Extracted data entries
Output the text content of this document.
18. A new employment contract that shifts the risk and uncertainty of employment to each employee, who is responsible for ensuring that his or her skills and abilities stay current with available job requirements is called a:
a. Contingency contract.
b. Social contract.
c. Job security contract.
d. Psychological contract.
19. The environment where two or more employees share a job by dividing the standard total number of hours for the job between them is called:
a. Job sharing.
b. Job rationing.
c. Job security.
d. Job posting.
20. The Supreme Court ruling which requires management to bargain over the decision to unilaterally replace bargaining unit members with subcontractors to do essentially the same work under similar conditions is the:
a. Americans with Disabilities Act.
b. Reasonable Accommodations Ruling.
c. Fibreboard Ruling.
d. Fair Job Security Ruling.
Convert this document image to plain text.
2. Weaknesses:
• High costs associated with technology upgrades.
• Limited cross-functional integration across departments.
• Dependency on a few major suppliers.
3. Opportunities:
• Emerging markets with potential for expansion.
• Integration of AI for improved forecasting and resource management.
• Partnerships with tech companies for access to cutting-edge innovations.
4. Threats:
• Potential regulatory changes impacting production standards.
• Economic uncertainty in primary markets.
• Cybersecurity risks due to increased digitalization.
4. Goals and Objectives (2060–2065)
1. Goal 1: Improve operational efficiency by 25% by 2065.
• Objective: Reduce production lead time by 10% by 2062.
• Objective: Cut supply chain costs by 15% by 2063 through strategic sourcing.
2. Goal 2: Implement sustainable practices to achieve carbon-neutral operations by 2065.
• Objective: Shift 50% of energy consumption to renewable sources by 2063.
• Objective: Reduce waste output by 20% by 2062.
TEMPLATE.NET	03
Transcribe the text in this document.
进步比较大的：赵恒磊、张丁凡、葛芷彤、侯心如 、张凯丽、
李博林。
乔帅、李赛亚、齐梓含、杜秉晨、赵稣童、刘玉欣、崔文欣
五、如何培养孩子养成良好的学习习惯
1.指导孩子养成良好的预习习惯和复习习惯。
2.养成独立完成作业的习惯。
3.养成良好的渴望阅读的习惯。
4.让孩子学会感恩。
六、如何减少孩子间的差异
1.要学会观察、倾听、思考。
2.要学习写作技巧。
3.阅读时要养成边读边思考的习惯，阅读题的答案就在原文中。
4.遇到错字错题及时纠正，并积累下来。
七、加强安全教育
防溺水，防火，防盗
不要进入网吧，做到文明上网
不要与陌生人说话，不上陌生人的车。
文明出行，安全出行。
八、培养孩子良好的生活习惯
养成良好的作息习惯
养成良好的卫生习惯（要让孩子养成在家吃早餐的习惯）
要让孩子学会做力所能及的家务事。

EXERCISE PROMPT: Please retype, exactly as written, every line from the line containing "Transcribe the text in this document." through the last line of the records above, including both of those lines, and nothing else.

SOLVED EXERCISE:
Transcribe the text in this document.
进步比较大的：赵恒磊、张丁凡、葛芷彤、侯心如 、张凯丽、
李博林。
乔帅、李赛亚、齐梓含、杜秉晨、赵稣童、刘玉欣、崔文欣
五、如何培养孩子养成良好的学习习惯
1.指导孩子养成良好的预习习惯和复习习惯。
2.养成独立完成作业的习惯。
3.养成良好的渴望阅读的习惯。
4.让孩子学会感恩。
六、如何减少孩子间的差异
1.要学会观察、倾听、思考。
2.要学习写作技巧。
3.阅读时要养成边读边思考的习惯，阅读题的答案就在原文中。
4.遇到错字错题及时纠正，并积累下来。
七、加强安全教育
防溺水，防火，防盗
不要进入网吧，做到文明上网
不要与陌生人说话，不上陌生人的车。
文明出行，安全出行。
八、培养孩子良好的生活习惯
养成良好的作息习惯
养成良好的卫生习惯（要让孩子养成在家吃早餐的习惯）
要让孩子学会做力所能及的家务事。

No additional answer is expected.